Output the full listing below exactly as it reads, and skip anything that is a picture.

DATA SHOWN
◆ ◆ ◆

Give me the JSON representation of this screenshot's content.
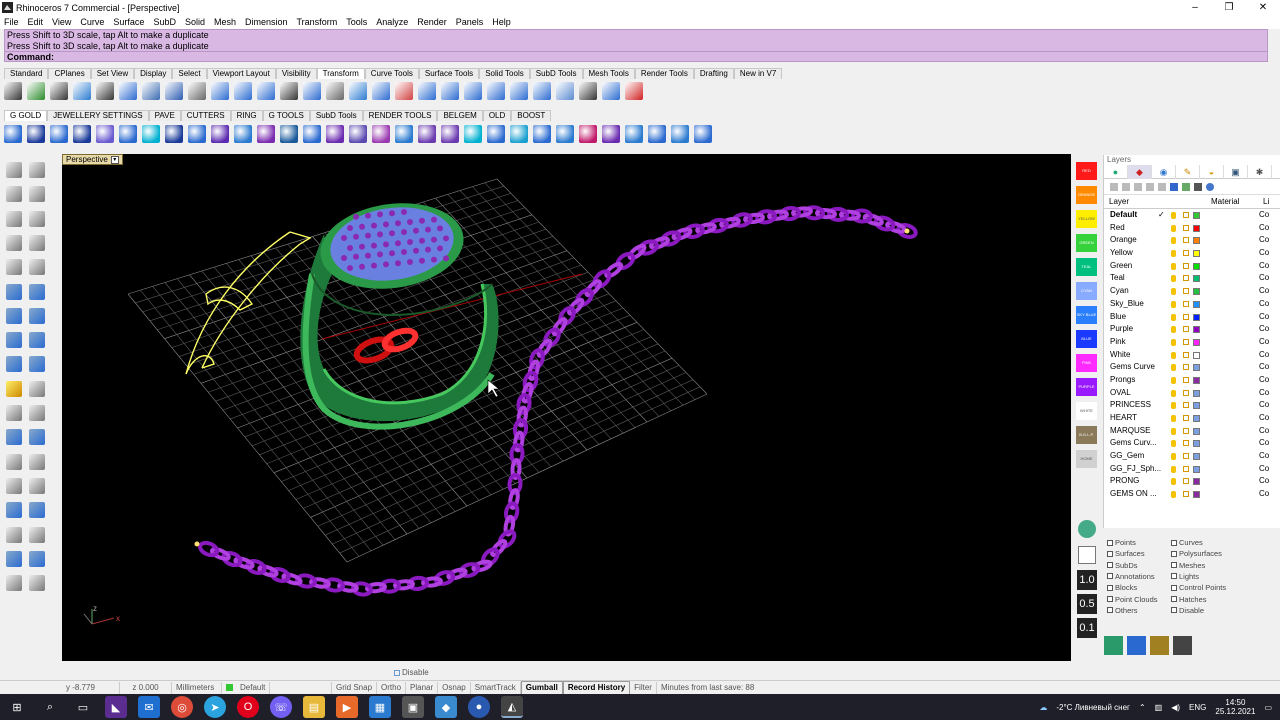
{
  "window": {
    "title": "Rhinoceros 7 Commercial - [Perspective]",
    "controls": [
      "–",
      "❐",
      "✕"
    ]
  },
  "menu": [
    "File",
    "Edit",
    "View",
    "Curve",
    "Surface",
    "SubD",
    "Solid",
    "Mesh",
    "Dimension",
    "Transform",
    "Tools",
    "Analyze",
    "Render",
    "Panels",
    "Help"
  ],
  "command": {
    "history": [
      "Press Shift to 3D scale, tap Alt to make a duplicate",
      "Press Shift to 3D scale, tap Alt to make a duplicate"
    ],
    "prompt": "Command:"
  },
  "toolbar_tabs": [
    "Standard",
    "CPlanes",
    "Set View",
    "Display",
    "Select",
    "Viewport Layout",
    "Visibility",
    "Transform",
    "Curve Tools",
    "Surface Tools",
    "Solid Tools",
    "SubD Tools",
    "Mesh Tools",
    "Render Tools",
    "Drafting",
    "New in V7"
  ],
  "active_toolbar_tab": "Transform",
  "plugin_tabs": [
    "G GOLD",
    "JEWELLERY SETTINGS",
    "PAVE",
    "CUTTERS",
    "RING",
    "G TOOLS",
    "SubD Tools",
    "RENDER TOOLS",
    "BELGEM",
    "OLD",
    "BOOST"
  ],
  "viewport": {
    "name": "Perspective",
    "axis_z": "z",
    "axis_x": "x"
  },
  "color_buttons": [
    {
      "label": "RED",
      "color": "#ff1a1a"
    },
    {
      "label": "ORANGE",
      "color": "#ff8a00"
    },
    {
      "label": "YELLOW",
      "color": "#ffee00"
    },
    {
      "label": "GREEN",
      "color": "#35d23b"
    },
    {
      "label": "TEAL",
      "color": "#00c080"
    },
    {
      "label": "CYAN",
      "color": "#88aaff"
    },
    {
      "label": "SKY BLUE",
      "color": "#2a7fff"
    },
    {
      "label": "BLUE",
      "color": "#1a3aff"
    },
    {
      "label": "PINK",
      "color": "#ff2aff"
    },
    {
      "label": "PURPLE",
      "color": "#9a1aff"
    },
    {
      "label": "WHITE",
      "color": "#ffffff"
    },
    {
      "label": "B.G.L.P.",
      "color": "#8a7a5a"
    },
    {
      "label": "HOME",
      "color": "#d0d0d0"
    }
  ],
  "layers": {
    "title": "Layers",
    "col_layer": "Layer",
    "col_material": "Material",
    "col_li": "Li",
    "rows": [
      {
        "name": "Default",
        "color": "#32c832",
        "co": "Co",
        "current": true
      },
      {
        "name": "Red",
        "color": "#ff0000",
        "co": "Co"
      },
      {
        "name": "Orange",
        "color": "#ff8000",
        "co": "Co"
      },
      {
        "name": "Yellow",
        "color": "#ffff00",
        "co": "Co"
      },
      {
        "name": "Green",
        "color": "#00e000",
        "co": "Co"
      },
      {
        "name": "Teal",
        "color": "#00c070",
        "co": "Co"
      },
      {
        "name": "Cyan",
        "color": "#20c040",
        "co": "Co"
      },
      {
        "name": "Sky_Blue",
        "color": "#2090ff",
        "co": "Co"
      },
      {
        "name": "Blue",
        "color": "#0020ff",
        "co": "Co"
      },
      {
        "name": "Purple",
        "color": "#9000c0",
        "co": "Co"
      },
      {
        "name": "Pink",
        "color": "#ff20ff",
        "co": "Co"
      },
      {
        "name": "White",
        "color": "#ffffff",
        "co": "Co"
      },
      {
        "name": "Gems Curve",
        "color": "#7aa0e0",
        "co": "Co"
      },
      {
        "name": "Prongs",
        "color": "#8a2aa0",
        "co": "Co"
      },
      {
        "name": "OVAL",
        "color": "#7aa0e0",
        "co": "Co"
      },
      {
        "name": "PRINCESS",
        "color": "#7aa0e0",
        "co": "Co"
      },
      {
        "name": "HEART",
        "color": "#7aa0e0",
        "co": "Co"
      },
      {
        "name": "MARQUSE",
        "color": "#7aa0e0",
        "co": "Co"
      },
      {
        "name": "Gems Curv...",
        "color": "#7aa0e0",
        "co": "Co"
      },
      {
        "name": "GG_Gem",
        "color": "#7aa0e0",
        "co": "Co"
      },
      {
        "name": "GG_FJ_Sph...",
        "color": "#7aa0e0",
        "co": "Co"
      },
      {
        "name": "PRONG",
        "color": "#8a2aa0",
        "co": "Co"
      },
      {
        "name": "GEMS ON ...",
        "color": "#8a2aa0",
        "co": "Co"
      }
    ]
  },
  "display_filters": [
    [
      "Points",
      "Curves"
    ],
    [
      "Surfaces",
      "Polysurfaces"
    ],
    [
      "SubDs",
      "Meshes"
    ],
    [
      "Annotations",
      "Lights"
    ],
    [
      "Blocks",
      "Control Points"
    ],
    [
      "Point Clouds",
      "Hatches"
    ],
    [
      "Others",
      "Disable"
    ]
  ],
  "scale_buttons": [
    "1.0",
    "0.5",
    "0.1"
  ],
  "osnap_disable": "Disable",
  "status": {
    "coord": "y -8.779",
    "z": "z 0.000",
    "units": "Millimeters",
    "layer": "Default",
    "items": [
      "Grid Snap",
      "Ortho",
      "Planar",
      "Osnap",
      "SmartTrack"
    ],
    "gumball": "Gumball",
    "record_history": "Record History",
    "filter": "Filter",
    "autosave": "Minutes from last save: 88"
  },
  "taskbar": {
    "weather": "-2°C  Ливневый снег",
    "lang": "ENG",
    "time": "14:50",
    "date": "25.12.2021"
  }
}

◆ ◆ ◆

CORRECT OUTPUT
Give me the JSON representation of this screenshot's content.
{
  "window": {
    "title": "Rhinoceros 7 Commercial - [Perspective]",
    "controls": [
      "–",
      "❐",
      "✕"
    ]
  },
  "menu": [
    "File",
    "Edit",
    "View",
    "Curve",
    "Surface",
    "SubD",
    "Solid",
    "Mesh",
    "Dimension",
    "Transform",
    "Tools",
    "Analyze",
    "Render",
    "Panels",
    "Help"
  ],
  "command": {
    "history": [
      "Press Shift to 3D scale, tap Alt to make a duplicate",
      "Press Shift to 3D scale, tap Alt to make a duplicate"
    ],
    "prompt": "Command:"
  },
  "toolbar_tabs": [
    "Standard",
    "CPlanes",
    "Set View",
    "Display",
    "Select",
    "Viewport Layout",
    "Visibility",
    "Transform",
    "Curve Tools",
    "Surface Tools",
    "Solid Tools",
    "SubD Tools",
    "Mesh Tools",
    "Render Tools",
    "Drafting",
    "New in V7"
  ],
  "active_toolbar_tab": "Transform",
  "plugin_tabs": [
    "G GOLD",
    "JEWELLERY SETTINGS",
    "PAVE",
    "CUTTERS",
    "RING",
    "G TOOLS",
    "SubD Tools",
    "RENDER TOOLS",
    "BELGEM",
    "OLD",
    "BOOST"
  ],
  "viewport": {
    "name": "Perspective",
    "axis_z": "z",
    "axis_x": "x"
  },
  "color_buttons": [
    {
      "label": "RED",
      "color": "#ff1a1a"
    },
    {
      "label": "ORANGE",
      "color": "#ff8a00"
    },
    {
      "label": "YELLOW",
      "color": "#ffee00"
    },
    {
      "label": "GREEN",
      "color": "#35d23b"
    },
    {
      "label": "TEAL",
      "color": "#00c080"
    },
    {
      "label": "CYAN",
      "color": "#88aaff"
    },
    {
      "label": "SKY BLUE",
      "color": "#2a7fff"
    },
    {
      "label": "BLUE",
      "color": "#1a3aff"
    },
    {
      "label": "PINK",
      "color": "#ff2aff"
    },
    {
      "label": "PURPLE",
      "color": "#9a1aff"
    },
    {
      "label": "WHITE",
      "color": "#ffffff"
    },
    {
      "label": "B.G.L.P.",
      "color": "#8a7a5a"
    },
    {
      "label": "HOME",
      "color": "#d0d0d0"
    }
  ],
  "layers": {
    "title": "Layers",
    "col_layer": "Layer",
    "col_material": "Material",
    "col_li": "Li",
    "rows": [
      {
        "name": "Default",
        "color": "#32c832",
        "co": "Co",
        "current": true
      },
      {
        "name": "Red",
        "color": "#ff0000",
        "co": "Co"
      },
      {
        "name": "Orange",
        "color": "#ff8000",
        "co": "Co"
      },
      {
        "name": "Yellow",
        "color": "#ffff00",
        "co": "Co"
      },
      {
        "name": "Green",
        "color": "#00e000",
        "co": "Co"
      },
      {
        "name": "Teal",
        "color": "#00c070",
        "co": "Co"
      },
      {
        "name": "Cyan",
        "color": "#20c040",
        "co": "Co"
      },
      {
        "name": "Sky_Blue",
        "color": "#2090ff",
        "co": "Co"
      },
      {
        "name": "Blue",
        "color": "#0020ff",
        "co": "Co"
      },
      {
        "name": "Purple",
        "color": "#9000c0",
        "co": "Co"
      },
      {
        "name": "Pink",
        "color": "#ff20ff",
        "co": "Co"
      },
      {
        "name": "White",
        "color": "#ffffff",
        "co": "Co"
      },
      {
        "name": "Gems Curve",
        "color": "#7aa0e0",
        "co": "Co"
      },
      {
        "name": "Prongs",
        "color": "#8a2aa0",
        "co": "Co"
      },
      {
        "name": "OVAL",
        "color": "#7aa0e0",
        "co": "Co"
      },
      {
        "name": "PRINCESS",
        "color": "#7aa0e0",
        "co": "Co"
      },
      {
        "name": "HEART",
        "color": "#7aa0e0",
        "co": "Co"
      },
      {
        "name": "MARQUSE",
        "color": "#7aa0e0",
        "co": "Co"
      },
      {
        "name": "Gems Curv...",
        "color": "#7aa0e0",
        "co": "Co"
      },
      {
        "name": "GG_Gem",
        "color": "#7aa0e0",
        "co": "Co"
      },
      {
        "name": "GG_FJ_Sph...",
        "color": "#7aa0e0",
        "co": "Co"
      },
      {
        "name": "PRONG",
        "color": "#8a2aa0",
        "co": "Co"
      },
      {
        "name": "GEMS ON ...",
        "color": "#8a2aa0",
        "co": "Co"
      }
    ]
  },
  "display_filters": [
    [
      "Points",
      "Curves"
    ],
    [
      "Surfaces",
      "Polysurfaces"
    ],
    [
      "SubDs",
      "Meshes"
    ],
    [
      "Annotations",
      "Lights"
    ],
    [
      "Blocks",
      "Control Points"
    ],
    [
      "Point Clouds",
      "Hatches"
    ],
    [
      "Others",
      "Disable"
    ]
  ],
  "scale_buttons": [
    "1.0",
    "0.5",
    "0.1"
  ],
  "osnap_disable": "Disable",
  "status": {
    "coord": "y -8.779",
    "z": "z 0.000",
    "units": "Millimeters",
    "layer": "Default",
    "items": [
      "Grid Snap",
      "Ortho",
      "Planar",
      "Osnap",
      "SmartTrack"
    ],
    "gumball": "Gumball",
    "record_history": "Record History",
    "filter": "Filter",
    "autosave": "Minutes from last save: 88"
  },
  "taskbar": {
    "weather": "-2°C  Ливневый снег",
    "lang": "ENG",
    "time": "14:50",
    "date": "25.12.2021"
  }
}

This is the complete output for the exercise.